(Excerpt from a dataset)
== == ==

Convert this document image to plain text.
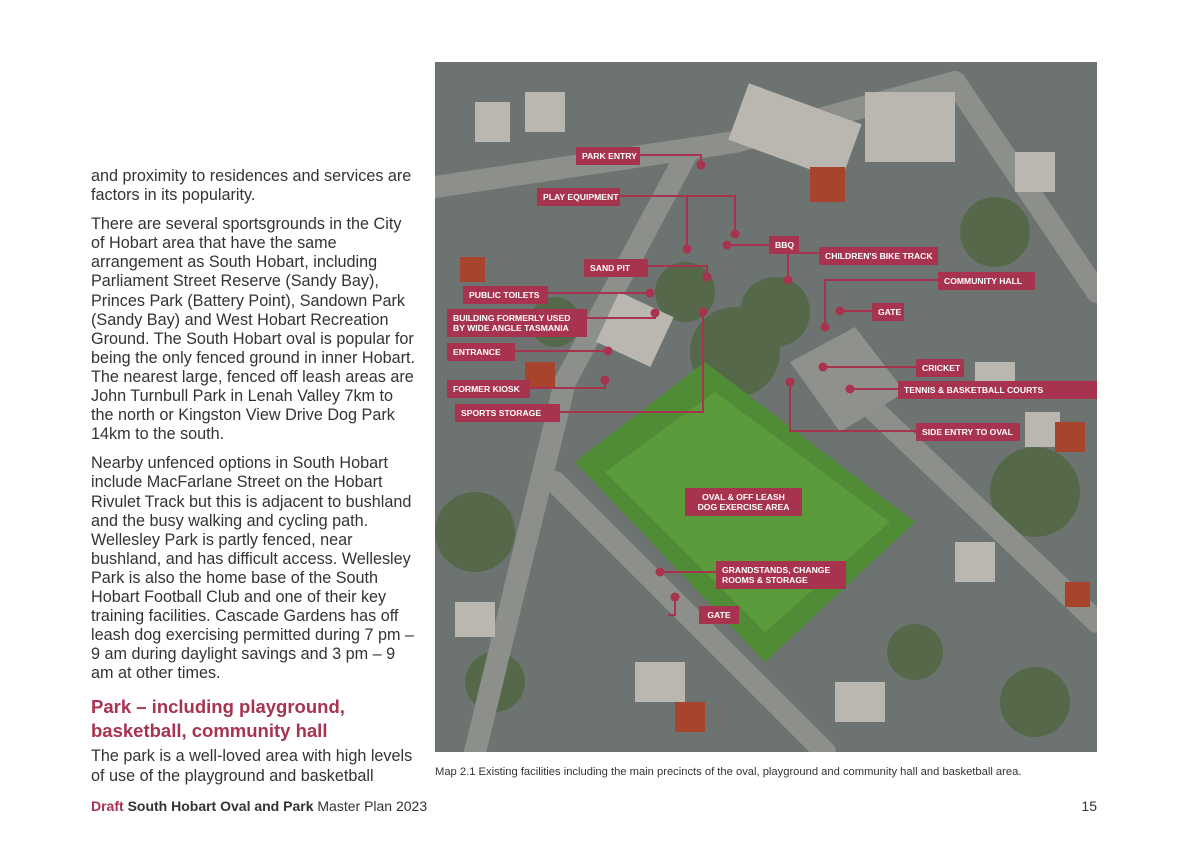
and proximity to residences and services are factors in its popularity.

There are several sportsgrounds in the City of Hobart area that have the same arrangement as South Hobart, including Parliament Street Reserve (Sandy Bay), Princes Park (Battery Point), Sandown Park (Sandy Bay) and West Hobart Recreation Ground. The South Hobart oval is popular for being the only fenced ground in inner Hobart. The nearest large, fenced off leash areas are John Turnbull Park in Lenah Valley 7km to the north or Kingston View Drive Dog Park 14km to the south.

Nearby unfenced options in South Hobart include MacFarlane Street on the Hobart Rivulet Track but this is adjacent to bushland and the busy walking and cycling path. Wellesley Park is partly fenced, near bushland, and has difficult access. Wellesley Park is also the home base of the South Hobart Football Club and one of their key training facilities. Cascade Gardens has off leash dog exercising permitted during 7 pm – 9 am during daylight savings and 3 pm – 9 am at other times.

Park – including playground, basketball, community hall

The park is a well-loved area with high levels of use of the playground and basketball

PARK ENTRY
PLAY EQUIPMENT
BBQ
CHILDREN'S BIKE TRACK
SAND PIT
COMMUNITY HALL
PUBLIC TOILETS
GATE
BUILDING FORMERLY USED
BY WIDE ANGLE TASMANIA
ENTRANCE
CRICKET
FORMER KIOSK	TENNIS & BASKETBALL COURTS
SPORTS STORAGE
SIDE ENTRY TO OVAL
OVAL & OFF LEASH
DOG EXERCISE AREA
GRANDSTANDS, CHANGE
ROOMS & STORAGE
GATE
Map 2.1 Existing facilities including the main precincts of the oval, playground and community hall and basketball area.
Draft South Hobart Oval and Park Master Plan 2023	15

== == ==

DIRECTIVE: Go through the preceding material and copy each line that has the word "playground".

FULL ANSWER:
Park – including playground, basketball, community hall
The park is a well-loved area with high levels of use of the playground and basketball
Map 2.1 Existing facilities including the main precincts of the oval, playground and community hall and basketball area.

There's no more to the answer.